● **Goal of the exercise**:
Nothing in the records may be left out or altered; reproduce them all exactly.

● **Dataset records**:
>>>
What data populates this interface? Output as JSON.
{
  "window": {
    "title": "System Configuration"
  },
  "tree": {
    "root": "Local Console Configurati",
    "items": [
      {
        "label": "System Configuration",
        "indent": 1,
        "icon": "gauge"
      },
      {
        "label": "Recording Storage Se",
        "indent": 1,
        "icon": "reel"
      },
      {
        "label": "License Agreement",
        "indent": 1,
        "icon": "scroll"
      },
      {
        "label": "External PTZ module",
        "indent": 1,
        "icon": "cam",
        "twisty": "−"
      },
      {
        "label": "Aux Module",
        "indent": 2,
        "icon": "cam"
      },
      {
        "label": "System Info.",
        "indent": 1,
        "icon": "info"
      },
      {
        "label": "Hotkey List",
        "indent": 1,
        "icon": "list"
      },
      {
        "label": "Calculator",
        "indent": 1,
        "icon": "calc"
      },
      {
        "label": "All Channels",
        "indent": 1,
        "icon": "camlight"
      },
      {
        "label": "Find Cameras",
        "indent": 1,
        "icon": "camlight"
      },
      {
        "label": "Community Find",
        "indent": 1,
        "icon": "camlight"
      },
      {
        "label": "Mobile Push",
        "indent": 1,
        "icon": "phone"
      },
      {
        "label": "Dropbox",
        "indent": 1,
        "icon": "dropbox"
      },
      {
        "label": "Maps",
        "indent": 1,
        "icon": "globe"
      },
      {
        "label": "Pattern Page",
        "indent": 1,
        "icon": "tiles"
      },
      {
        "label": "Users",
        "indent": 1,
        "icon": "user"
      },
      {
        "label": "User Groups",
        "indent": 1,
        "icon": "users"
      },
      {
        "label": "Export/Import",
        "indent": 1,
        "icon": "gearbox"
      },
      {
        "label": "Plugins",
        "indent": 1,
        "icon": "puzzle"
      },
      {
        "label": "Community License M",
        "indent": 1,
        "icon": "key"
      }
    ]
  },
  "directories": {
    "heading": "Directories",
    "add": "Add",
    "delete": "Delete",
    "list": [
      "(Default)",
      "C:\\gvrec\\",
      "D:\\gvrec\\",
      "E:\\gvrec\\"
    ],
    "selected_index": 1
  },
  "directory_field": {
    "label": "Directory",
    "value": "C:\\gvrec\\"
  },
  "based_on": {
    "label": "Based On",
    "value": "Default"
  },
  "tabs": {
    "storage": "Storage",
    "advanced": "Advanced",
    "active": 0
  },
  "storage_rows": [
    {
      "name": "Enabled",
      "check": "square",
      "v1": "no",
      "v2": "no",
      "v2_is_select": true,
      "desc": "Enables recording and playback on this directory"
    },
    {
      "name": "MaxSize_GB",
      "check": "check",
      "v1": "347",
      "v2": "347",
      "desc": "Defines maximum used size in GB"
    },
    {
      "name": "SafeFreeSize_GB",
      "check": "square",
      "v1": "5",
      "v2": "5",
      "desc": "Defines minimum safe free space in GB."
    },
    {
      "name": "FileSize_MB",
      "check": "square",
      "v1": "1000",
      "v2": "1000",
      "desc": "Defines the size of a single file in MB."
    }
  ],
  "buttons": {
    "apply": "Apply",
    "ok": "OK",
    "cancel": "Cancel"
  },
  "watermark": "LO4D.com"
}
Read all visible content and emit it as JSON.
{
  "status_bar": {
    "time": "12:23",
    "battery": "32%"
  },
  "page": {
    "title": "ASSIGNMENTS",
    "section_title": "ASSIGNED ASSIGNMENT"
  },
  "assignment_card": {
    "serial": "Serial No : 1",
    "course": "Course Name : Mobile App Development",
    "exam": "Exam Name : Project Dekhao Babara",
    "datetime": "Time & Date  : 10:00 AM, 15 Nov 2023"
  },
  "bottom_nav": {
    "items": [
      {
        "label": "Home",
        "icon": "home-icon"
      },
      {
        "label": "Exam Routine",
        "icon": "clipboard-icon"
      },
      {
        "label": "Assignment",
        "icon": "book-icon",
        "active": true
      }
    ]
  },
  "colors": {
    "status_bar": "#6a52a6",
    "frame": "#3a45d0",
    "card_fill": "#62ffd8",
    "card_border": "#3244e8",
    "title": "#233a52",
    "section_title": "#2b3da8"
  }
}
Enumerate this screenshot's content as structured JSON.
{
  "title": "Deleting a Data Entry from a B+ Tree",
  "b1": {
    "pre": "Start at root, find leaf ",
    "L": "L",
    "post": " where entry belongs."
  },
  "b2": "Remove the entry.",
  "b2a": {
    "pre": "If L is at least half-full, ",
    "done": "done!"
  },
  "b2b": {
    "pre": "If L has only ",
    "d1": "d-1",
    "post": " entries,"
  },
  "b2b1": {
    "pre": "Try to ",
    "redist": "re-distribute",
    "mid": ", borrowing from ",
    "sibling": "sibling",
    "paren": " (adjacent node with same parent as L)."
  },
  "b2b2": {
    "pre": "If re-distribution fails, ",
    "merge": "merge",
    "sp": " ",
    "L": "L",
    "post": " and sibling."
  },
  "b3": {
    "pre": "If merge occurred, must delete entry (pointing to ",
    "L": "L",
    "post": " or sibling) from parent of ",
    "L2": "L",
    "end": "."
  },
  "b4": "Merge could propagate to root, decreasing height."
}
<<<
● **Answer in full**:
What data populates this interface? Output as JSON.
{
  "window": {
    "title": "System Configuration"
  },
  "tree": {
    "root": "Local Console Configurati",
    "items": [
      {
        "label": "System Configuration",
        "indent": 1,
        "icon": "gauge"
      },
      {
        "label": "Recording Storage Se",
        "indent": 1,
        "icon": "reel"
      },
      {
        "label": "License Agreement",
        "indent": 1,
        "icon": "scroll"
      },
      {
        "label": "External PTZ module",
        "indent": 1,
        "icon": "cam",
        "twisty": "−"
      },
      {
        "label": "Aux Module",
        "indent": 2,
        "icon": "cam"
      },
      {
        "label": "System Info.",
        "indent": 1,
        "icon": "info"
      },
      {
        "label": "Hotkey List",
        "indent": 1,
        "icon": "list"
      },
      {
        "label": "Calculator",
        "indent": 1,
        "icon": "calc"
      },
      {
        "label": "All Channels",
        "indent": 1,
        "icon": "camlight"
      },
      {
        "label": "Find Cameras",
        "indent": 1,
        "icon": "camlight"
      },
      {
        "label": "Community Find",
        "indent": 1,
        "icon": "camlight"
      },
      {
        "label": "Mobile Push",
        "indent": 1,
        "icon": "phone"
      },
      {
        "label": "Dropbox",
        "indent": 1,
        "icon": "dropbox"
      },
      {
        "label": "Maps",
        "indent": 1,
        "icon": "globe"
      },
      {
        "label": "Pattern Page",
        "indent": 1,
        "icon": "tiles"
      },
      {
        "label": "Users",
        "indent": 1,
        "icon": "user"
      },
      {
        "label": "User Groups",
        "indent": 1,
        "icon": "users"
      },
      {
        "label": "Export/Import",
        "indent": 1,
        "icon": "gearbox"
      },
      {
        "label": "Plugins",
        "indent": 1,
        "icon": "puzzle"
      },
      {
        "label": "Community License M",
        "indent": 1,
        "icon": "key"
      }
    ]
  },
  "directories": {
    "heading": "Directories",
    "add": "Add",
    "delete": "Delete",
    "list": [
      "(Default)",
      "C:\\gvrec\\",
      "D:\\gvrec\\",
      "E:\\gvrec\\"
    ],
    "selected_index": 1
  },
  "directory_field": {
    "label": "Directory",
    "value": "C:\\gvrec\\"
  },
  "based_on": {
    "label": "Based On",
    "value": "Default"
  },
  "tabs": {
    "storage": "Storage",
    "advanced": "Advanced",
    "active": 0
  },
  "storage_rows": [
    {
      "name": "Enabled",
      "check": "square",
      "v1": "no",
      "v2": "no",
      "v2_is_select": true,
      "desc": "Enables recording and playback on this directory"
    },
    {
      "name": "MaxSize_GB",
      "check": "check",
      "v1": "347",
      "v2": "347",
      "desc": "Defines maximum used size in GB"
    },
    {
      "name": "SafeFreeSize_GB",
      "check": "square",
      "v1": "5",
      "v2": "5",
      "desc": "Defines minimum safe free space in GB."
    },
    {
      "name": "FileSize_MB",
      "check": "square",
      "v1": "1000",
      "v2": "1000",
      "desc": "Defines the size of a single file in MB."
    }
  ],
  "buttons": {
    "apply": "Apply",
    "ok": "OK",
    "cancel": "Cancel"
  },
  "watermark": "LO4D.com"
}
Read all visible content and emit it as JSON.
{
  "status_bar": {
    "time": "12:23",
    "battery": "32%"
  },
  "page": {
    "title": "ASSIGNMENTS",
    "section_title": "ASSIGNED ASSIGNMENT"
  },
  "assignment_card": {
    "serial": "Serial No : 1",
    "course": "Course Name : Mobile App Development",
    "exam": "Exam Name : Project Dekhao Babara",
    "datetime": "Time & Date  : 10:00 AM, 15 Nov 2023"
  },
  "bottom_nav": {
    "items": [
      {
        "label": "Home",
        "icon": "home-icon"
      },
      {
        "label": "Exam Routine",
        "icon": "clipboard-icon"
      },
      {
        "label": "Assignment",
        "icon": "book-icon",
        "active": true
      }
    ]
  },
  "colors": {
    "status_bar": "#6a52a6",
    "frame": "#3a45d0",
    "card_fill": "#62ffd8",
    "card_border": "#3244e8",
    "title": "#233a52",
    "section_title": "#2b3da8"
  }
}
Enumerate this screenshot's content as structured JSON.
{
  "title": "Deleting a Data Entry from a B+ Tree",
  "b1": {
    "pre": "Start at root, find leaf ",
    "L": "L",
    "post": " where entry belongs."
  },
  "b2": "Remove the entry.",
  "b2a": {
    "pre": "If L is at least half-full, ",
    "done": "done!"
  },
  "b2b": {
    "pre": "If L has only ",
    "d1": "d-1",
    "post": " entries,"
  },
  "b2b1": {
    "pre": "Try to ",
    "redist": "re-distribute",
    "mid": ", borrowing from ",
    "sibling": "sibling",
    "paren": " (adjacent node with same parent as L)."
  },
  "b2b2": {
    "pre": "If re-distribution fails, ",
    "merge": "merge",
    "sp": " ",
    "L": "L",
    "post": " and sibling."
  },
  "b3": {
    "pre": "If merge occurred, must delete entry (pointing to ",
    "L": "L",
    "post": " or sibling) from parent of ",
    "L2": "L",
    "end": "."
  },
  "b4": "Merge could propagate to root, decreasing height."
}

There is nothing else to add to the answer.